• TASK DATA:
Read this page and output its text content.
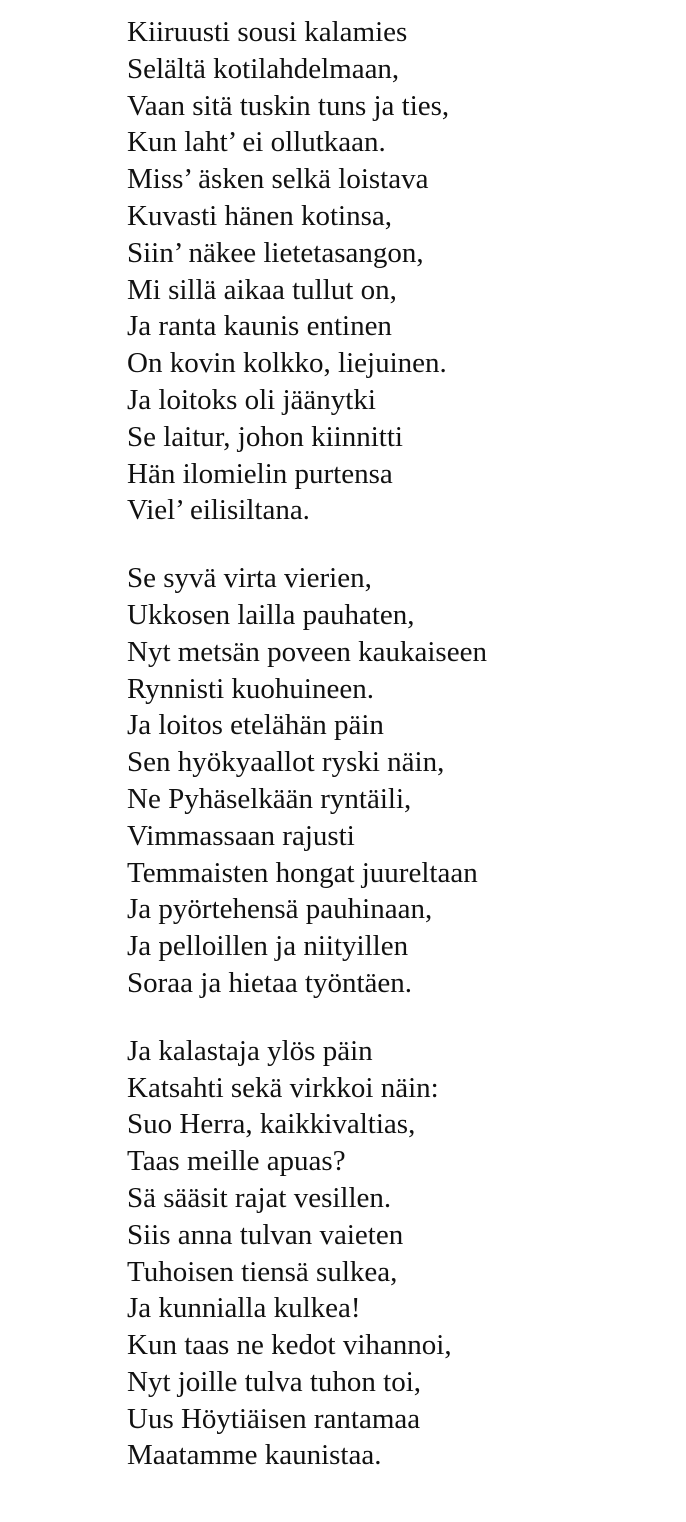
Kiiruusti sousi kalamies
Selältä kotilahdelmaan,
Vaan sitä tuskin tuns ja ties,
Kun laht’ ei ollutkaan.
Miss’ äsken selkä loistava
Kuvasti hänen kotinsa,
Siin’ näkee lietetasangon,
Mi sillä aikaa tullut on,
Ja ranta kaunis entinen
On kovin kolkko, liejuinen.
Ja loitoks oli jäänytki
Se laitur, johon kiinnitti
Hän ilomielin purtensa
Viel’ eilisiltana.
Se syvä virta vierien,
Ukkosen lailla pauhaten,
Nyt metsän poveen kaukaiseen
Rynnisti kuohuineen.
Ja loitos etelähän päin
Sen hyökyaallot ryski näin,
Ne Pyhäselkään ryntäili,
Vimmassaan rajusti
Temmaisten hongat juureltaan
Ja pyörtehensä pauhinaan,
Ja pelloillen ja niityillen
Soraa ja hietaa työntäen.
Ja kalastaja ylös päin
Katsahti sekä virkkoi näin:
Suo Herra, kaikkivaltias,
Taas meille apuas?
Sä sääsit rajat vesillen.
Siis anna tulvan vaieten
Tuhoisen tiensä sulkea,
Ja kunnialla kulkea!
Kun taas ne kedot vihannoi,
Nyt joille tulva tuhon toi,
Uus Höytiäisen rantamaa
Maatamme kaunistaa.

• EXERCISE PROMPT: Identify and copy the lines holding the word "näin".

• REPLY TO THE TASK:
Sen hyökyaallot ryski näin,
Katsahti sekä virkkoi näin:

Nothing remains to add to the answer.